====== RECORD SET

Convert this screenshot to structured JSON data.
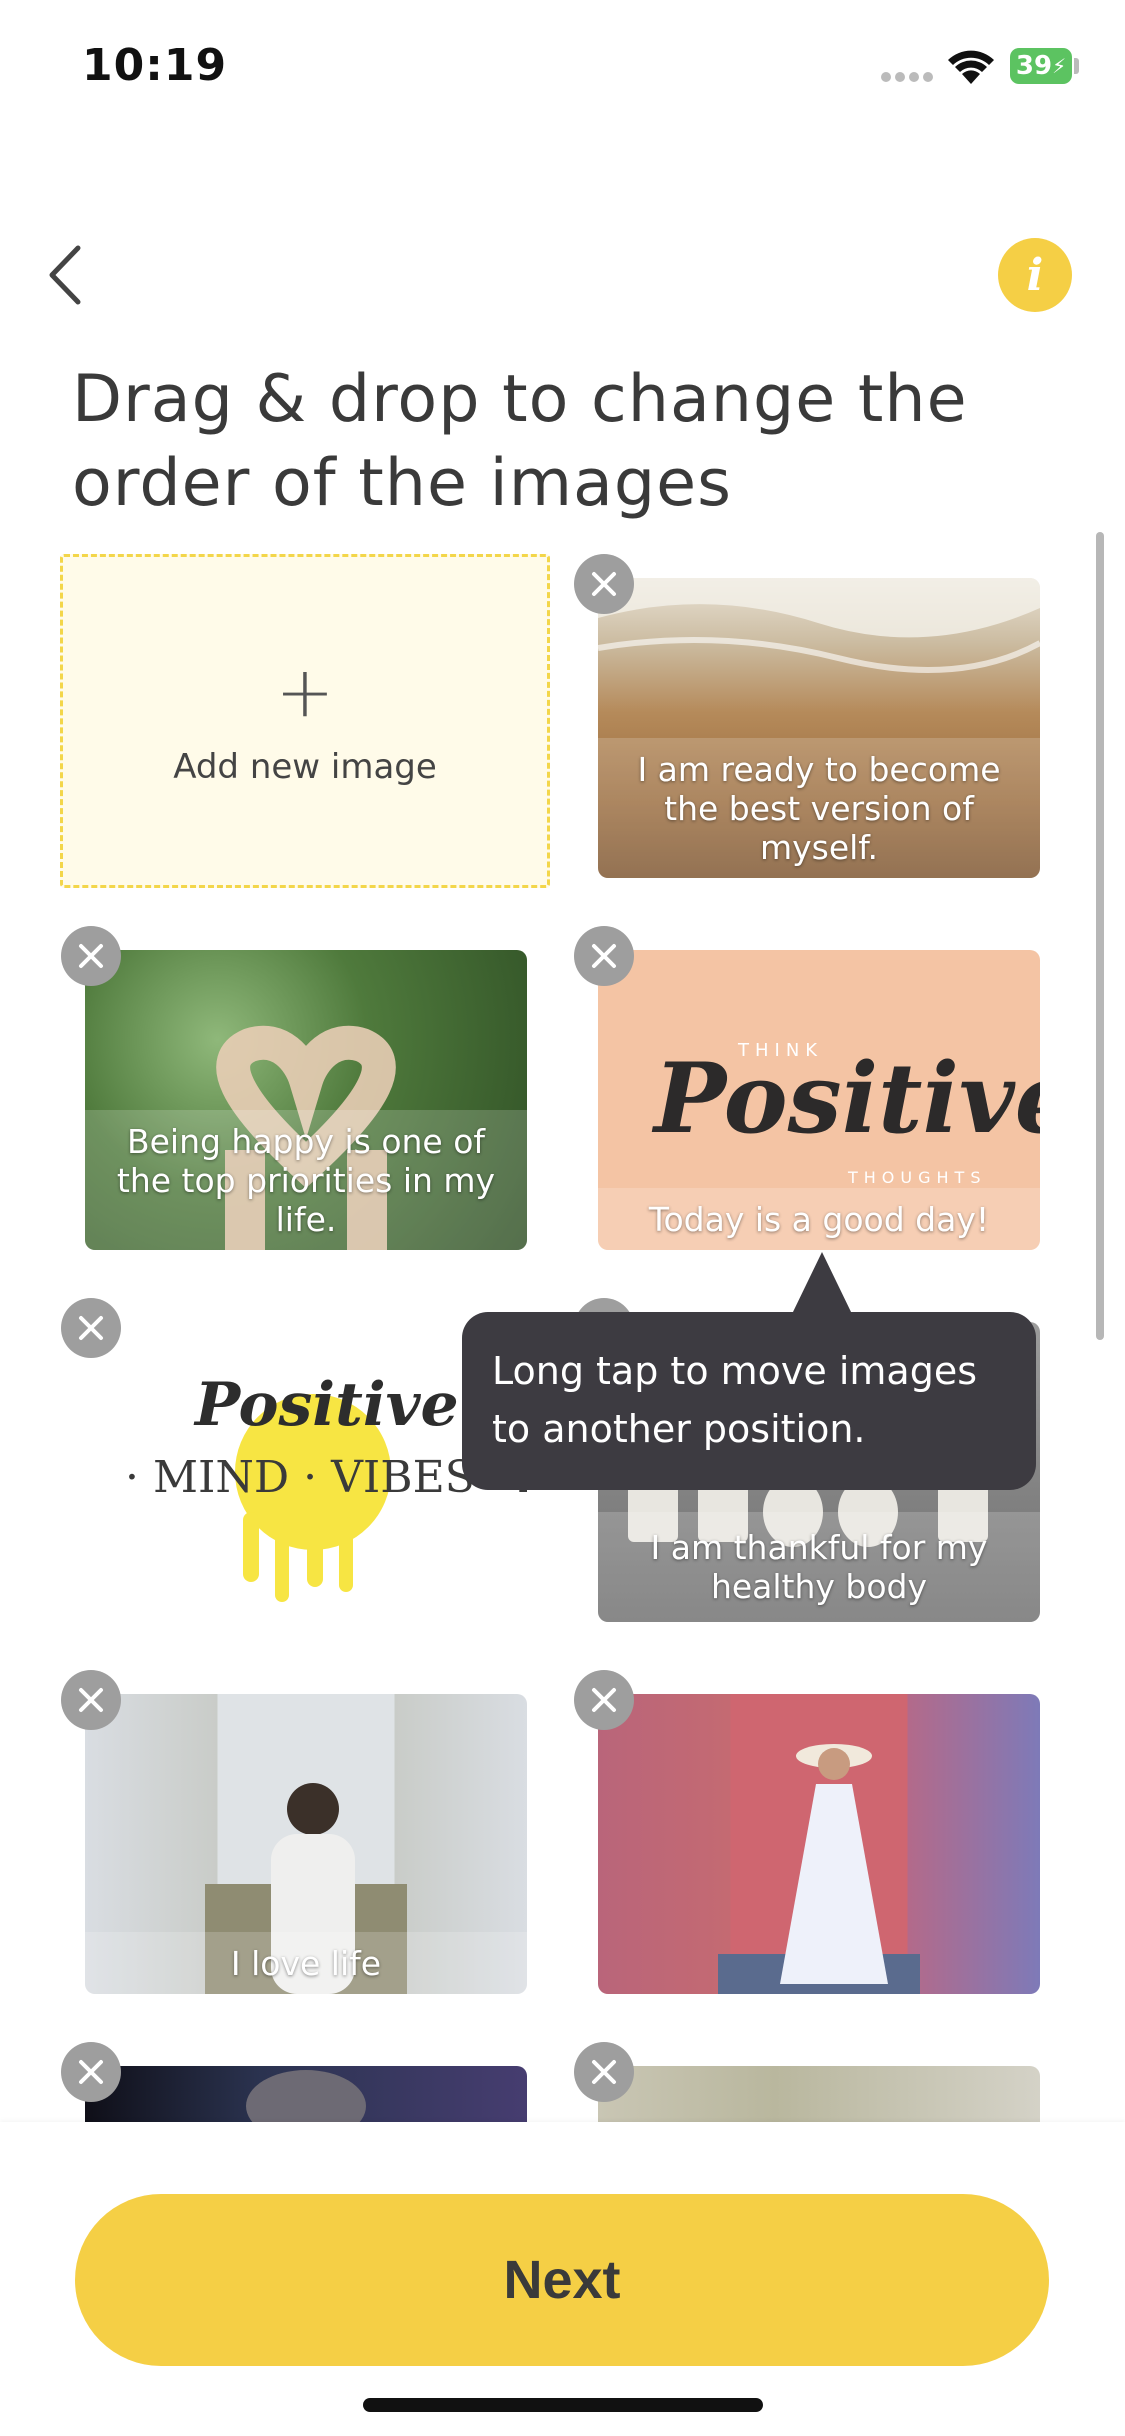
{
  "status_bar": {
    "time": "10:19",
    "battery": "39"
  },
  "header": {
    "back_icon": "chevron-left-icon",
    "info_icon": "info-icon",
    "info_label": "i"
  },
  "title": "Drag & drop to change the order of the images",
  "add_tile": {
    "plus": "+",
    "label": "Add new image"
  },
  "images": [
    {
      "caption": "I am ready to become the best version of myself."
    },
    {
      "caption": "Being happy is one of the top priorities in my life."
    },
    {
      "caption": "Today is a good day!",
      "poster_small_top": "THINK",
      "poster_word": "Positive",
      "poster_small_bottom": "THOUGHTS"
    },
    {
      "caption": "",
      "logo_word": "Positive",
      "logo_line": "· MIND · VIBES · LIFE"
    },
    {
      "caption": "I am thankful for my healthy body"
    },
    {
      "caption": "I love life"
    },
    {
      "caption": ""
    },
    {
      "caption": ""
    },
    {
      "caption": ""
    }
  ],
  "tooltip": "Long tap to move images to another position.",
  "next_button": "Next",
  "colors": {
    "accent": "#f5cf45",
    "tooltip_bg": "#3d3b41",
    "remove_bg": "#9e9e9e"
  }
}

============
====== RECORD SET

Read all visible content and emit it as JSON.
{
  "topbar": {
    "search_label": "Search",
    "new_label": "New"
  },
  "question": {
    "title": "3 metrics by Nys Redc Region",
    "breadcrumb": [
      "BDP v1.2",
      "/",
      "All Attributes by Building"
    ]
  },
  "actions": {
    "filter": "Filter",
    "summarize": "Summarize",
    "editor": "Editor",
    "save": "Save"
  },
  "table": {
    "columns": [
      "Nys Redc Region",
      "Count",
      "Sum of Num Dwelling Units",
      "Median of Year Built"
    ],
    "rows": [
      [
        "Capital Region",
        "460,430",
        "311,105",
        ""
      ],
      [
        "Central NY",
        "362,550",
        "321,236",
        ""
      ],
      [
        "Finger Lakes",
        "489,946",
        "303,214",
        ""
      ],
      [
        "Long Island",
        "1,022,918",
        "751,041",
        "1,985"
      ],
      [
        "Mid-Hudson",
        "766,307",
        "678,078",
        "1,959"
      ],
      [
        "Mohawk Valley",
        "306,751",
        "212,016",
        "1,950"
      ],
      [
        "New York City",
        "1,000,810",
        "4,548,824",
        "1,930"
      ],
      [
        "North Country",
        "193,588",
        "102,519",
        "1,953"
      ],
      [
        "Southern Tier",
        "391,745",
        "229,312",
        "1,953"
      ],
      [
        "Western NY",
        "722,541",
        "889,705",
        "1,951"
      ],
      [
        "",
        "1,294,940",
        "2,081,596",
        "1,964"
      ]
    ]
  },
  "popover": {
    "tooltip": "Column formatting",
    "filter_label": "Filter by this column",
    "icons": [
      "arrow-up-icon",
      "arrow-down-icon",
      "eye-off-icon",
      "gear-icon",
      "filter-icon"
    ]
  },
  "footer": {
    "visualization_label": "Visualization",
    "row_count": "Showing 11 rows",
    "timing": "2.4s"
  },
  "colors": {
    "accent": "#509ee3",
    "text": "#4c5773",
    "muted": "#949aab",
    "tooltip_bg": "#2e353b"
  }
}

============

> AIM OF THE EXERCISE
Copy out every line in the listing where the word "caption" appears.

> TASK RESPONSE
      "caption": "I am ready to become the best version of myself."
      "caption": "Being happy is one of the top priorities in my life."
      "caption": "Today is a good day!",
      "caption": "",
      "caption": "I am thankful for my healthy body"
      "caption": "I love life"
      "caption": ""
      "caption": ""
      "caption": ""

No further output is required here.